─── RECORD SET ───
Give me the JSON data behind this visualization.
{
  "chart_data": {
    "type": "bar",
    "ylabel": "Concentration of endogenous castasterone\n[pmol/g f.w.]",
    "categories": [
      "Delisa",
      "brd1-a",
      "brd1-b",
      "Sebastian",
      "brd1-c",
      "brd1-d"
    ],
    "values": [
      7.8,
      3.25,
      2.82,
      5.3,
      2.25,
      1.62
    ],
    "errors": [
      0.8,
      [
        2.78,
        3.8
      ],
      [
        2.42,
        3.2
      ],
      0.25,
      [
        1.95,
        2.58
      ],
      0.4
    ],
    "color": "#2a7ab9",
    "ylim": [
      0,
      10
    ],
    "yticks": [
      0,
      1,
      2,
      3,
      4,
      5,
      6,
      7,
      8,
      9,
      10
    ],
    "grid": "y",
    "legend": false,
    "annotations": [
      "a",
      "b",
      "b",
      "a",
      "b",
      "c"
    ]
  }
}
───
**TASK DESCRIPTION**: The records above are to be repeated exactly, in their entirety.

**WRITTEN RESPONSE**:
Give me the JSON data behind this visualization.
{
  "chart_data": {
    "type": "bar",
    "ylabel": "Concentration of endogenous castasterone\n[pmol/g f.w.]",
    "categories": [
      "Delisa",
      "brd1-a",
      "brd1-b",
      "Sebastian",
      "brd1-c",
      "brd1-d"
    ],
    "values": [
      7.8,
      3.25,
      2.82,
      5.3,
      2.25,
      1.62
    ],
    "errors": [
      0.8,
      [
        2.78,
        3.8
      ],
      [
        2.42,
        3.2
      ],
      0.25,
      [
        1.95,
        2.58
      ],
      0.4
    ],
    "color": "#2a7ab9",
    "ylim": [
      0,
      10
    ],
    "yticks": [
      0,
      1,
      2,
      3,
      4,
      5,
      6,
      7,
      8,
      9,
      10
    ],
    "grid": "y",
    "legend": false,
    "annotations": [
      "a",
      "b",
      "b",
      "a",
      "b",
      "c"
    ]
  }
}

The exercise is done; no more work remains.